**Task description**
Only the pictures are to be left out; set down the rest of the records exactly.

**Records shown**
────

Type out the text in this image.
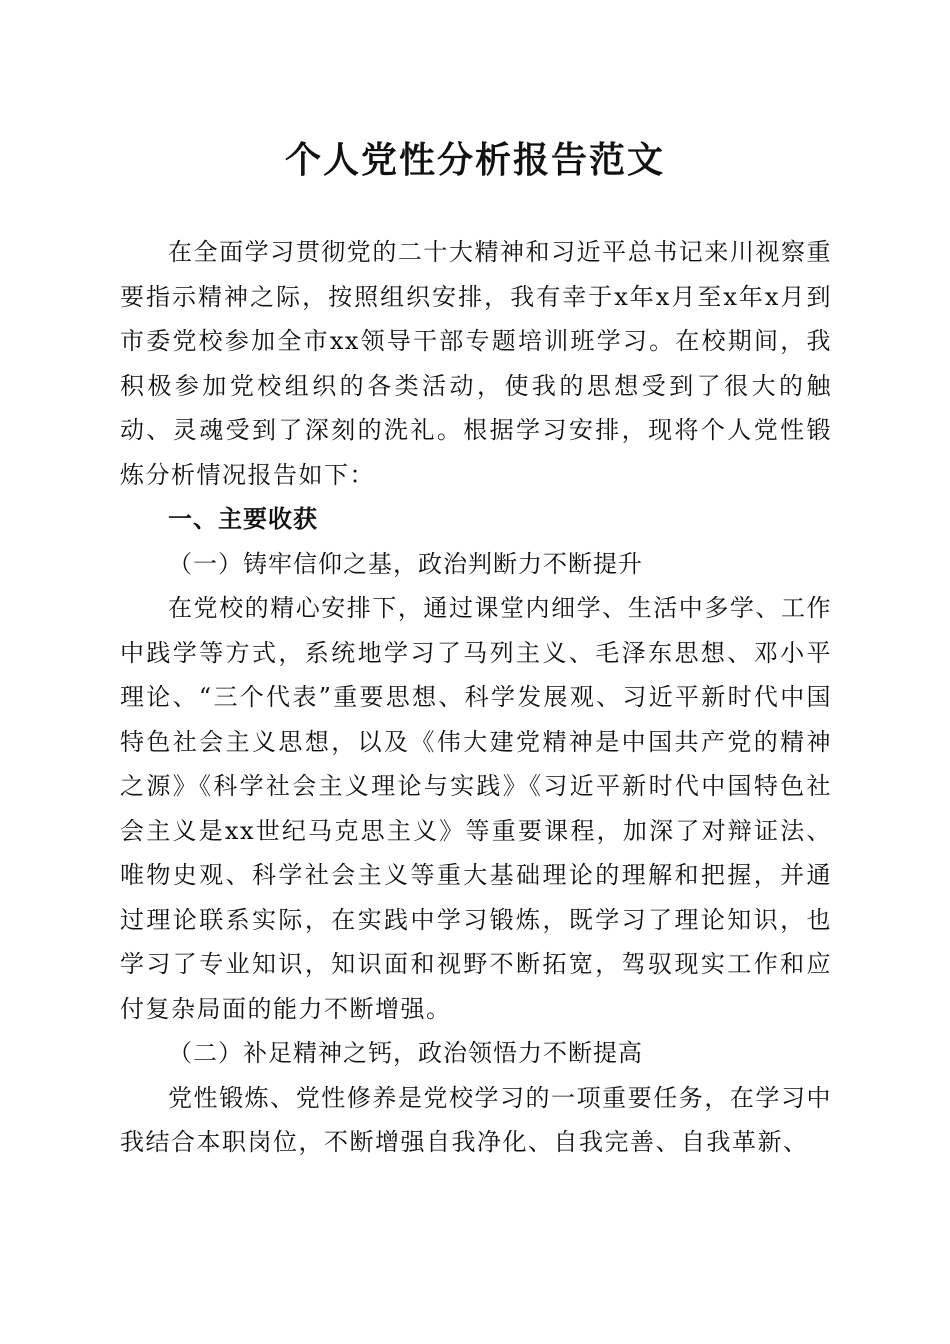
个人党性分析报告范文

在全面学习贯彻党的二十大精神和习近平总书记来川视察重要指示精神之际，按照组织安排，我有幸于x年x月至x年x月到市委党校参加全市xx领导干部专题培训班学习。在校期间，我积极参加党校组织的各类活动，使我的思想受到了很大的触动、灵魂受到了深刻的洗礼。根据学习安排，现将个人党性锻炼分析情况报告如下：

一、主要收获

（一）铸牢信仰之基，政治判断力不断提升

在党校的精心安排下，通过课堂内细学、生活中多学、工作中践学等方式，系统地学习了马列主义、毛泽东思想、邓小平理论、“三个代表”重要思想、科学发展观、习近平新时代中国特色社会主义思想，以及《伟大建党精神是中国共产党的精神之源》《科学社会主义理论与实践》《习近平新时代中国特色社会主义是xx世纪马克思主义》等重要课程，加深了对辩证法、唯物史观、科学社会主义等重大基础理论的理解和把握，并通过理论联系实际，在实践中学习锻炼，既学习了理论知识，也学习了专业知识，知识面和视野不断拓宽，驾驭现实工作和应付复杂局面的能力不断增强。

（二）补足精神之钙，政治领悟力不断提高

党性锻炼、党性修养是党校学习的一项重要任务，在学习中我结合本职岗位，不断增强自我净化、自我完善、自我革新、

────

**Written solution**
Type out the text in this image.
个人党性分析报告范文

在全面学习贯彻党的二十大精神和习近平总书记来川视察重要指示精神之际，按照组织安排，我有幸于x年x月至x年x月到市委党校参加全市xx领导干部专题培训班学习。在校期间，我积极参加党校组织的各类活动，使我的思想受到了很大的触动、灵魂受到了深刻的洗礼。根据学习安排，现将个人党性锻炼分析情况报告如下：

一、主要收获

（一）铸牢信仰之基，政治判断力不断提升

在党校的精心安排下，通过课堂内细学、生活中多学、工作中践学等方式，系统地学习了马列主义、毛泽东思想、邓小平理论、“三个代表”重要思想、科学发展观、习近平新时代中国特色社会主义思想，以及《伟大建党精神是中国共产党的精神之源》《科学社会主义理论与实践》《习近平新时代中国特色社会主义是xx世纪马克思主义》等重要课程，加深了对辩证法、唯物史观、科学社会主义等重大基础理论的理解和把握，并通过理论联系实际，在实践中学习锻炼，既学习了理论知识，也学习了专业知识，知识面和视野不断拓宽，驾驭现实工作和应付复杂局面的能力不断增强。

（二）补足精神之钙，政治领悟力不断提高

党性锻炼、党性修养是党校学习的一项重要任务，在学习中我结合本职岗位，不断增强自我净化、自我完善、自我革新、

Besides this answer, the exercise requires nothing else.